Work to do => Reproduce every record below exactly as written, leaving out any pictures.

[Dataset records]
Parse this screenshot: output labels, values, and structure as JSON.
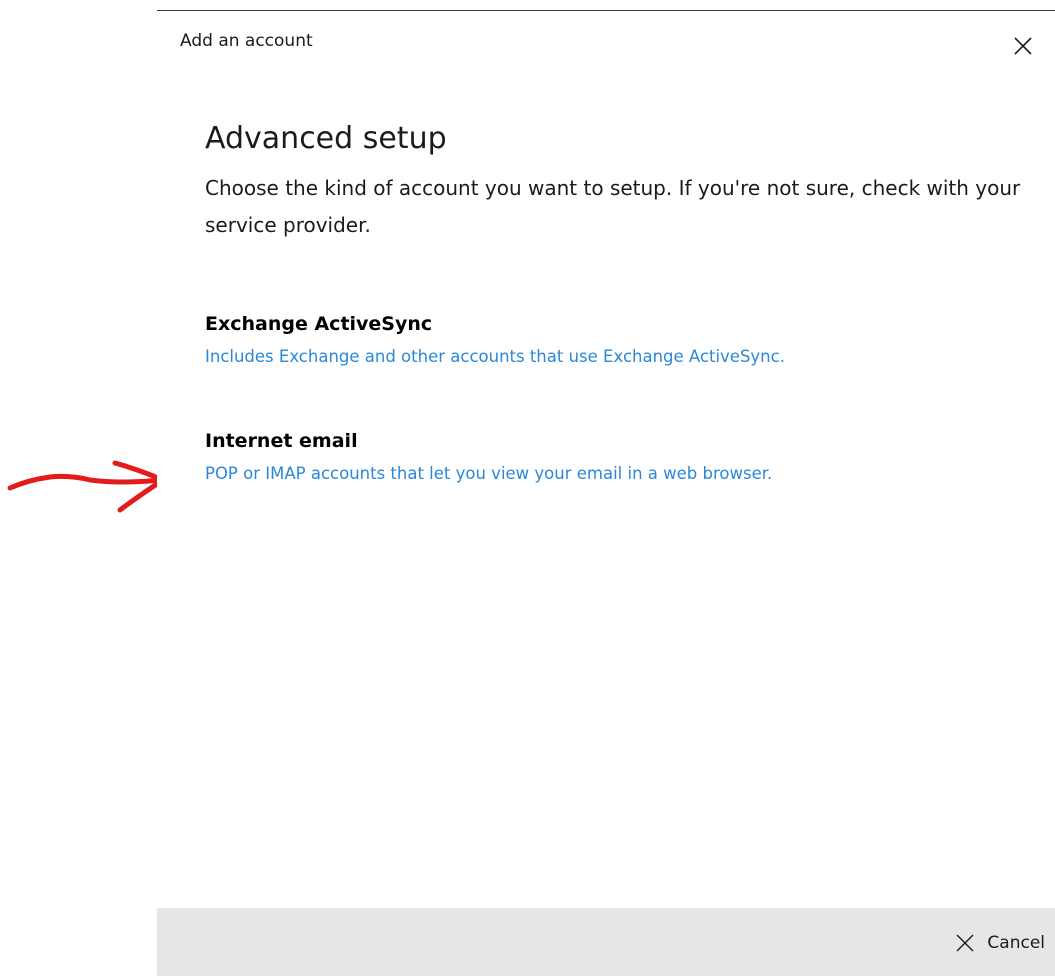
{
  "dialog": {
    "window_title": "Add an account",
    "close_icon": "close-icon",
    "heading": "Advanced setup",
    "subtitle": "Choose the kind of account you want to setup. If you're not sure, check with your service provider."
  },
  "options": [
    {
      "title": "Exchange ActiveSync",
      "description": "Includes Exchange and other accounts that use Exchange ActiveSync."
    },
    {
      "title": "Internet email",
      "description": "POP or IMAP accounts that let you view your email in a web browser."
    }
  ],
  "footer": {
    "cancel_label": "Cancel",
    "cancel_icon": "close-icon"
  },
  "annotation": {
    "arrow_icon": "arrow-right-icon",
    "color": "#e31b1b"
  },
  "colors": {
    "link": "#2b88d8",
    "footer_bg": "#e6e6e6",
    "text": "#1b1b1b"
  }
}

Answer to this task =>
Parse this screenshot: output labels, values, and structure as JSON.
{
  "dialog": {
    "window_title": "Add an account",
    "close_icon": "close-icon",
    "heading": "Advanced setup",
    "subtitle": "Choose the kind of account you want to setup. If you're not sure, check with your service provider."
  },
  "options": [
    {
      "title": "Exchange ActiveSync",
      "description": "Includes Exchange and other accounts that use Exchange ActiveSync."
    },
    {
      "title": "Internet email",
      "description": "POP or IMAP accounts that let you view your email in a web browser."
    }
  ],
  "footer": {
    "cancel_label": "Cancel",
    "cancel_icon": "close-icon"
  },
  "annotation": {
    "arrow_icon": "arrow-right-icon",
    "color": "#e31b1b"
  },
  "colors": {
    "link": "#2b88d8",
    "footer_bg": "#e6e6e6",
    "text": "#1b1b1b"
  }
}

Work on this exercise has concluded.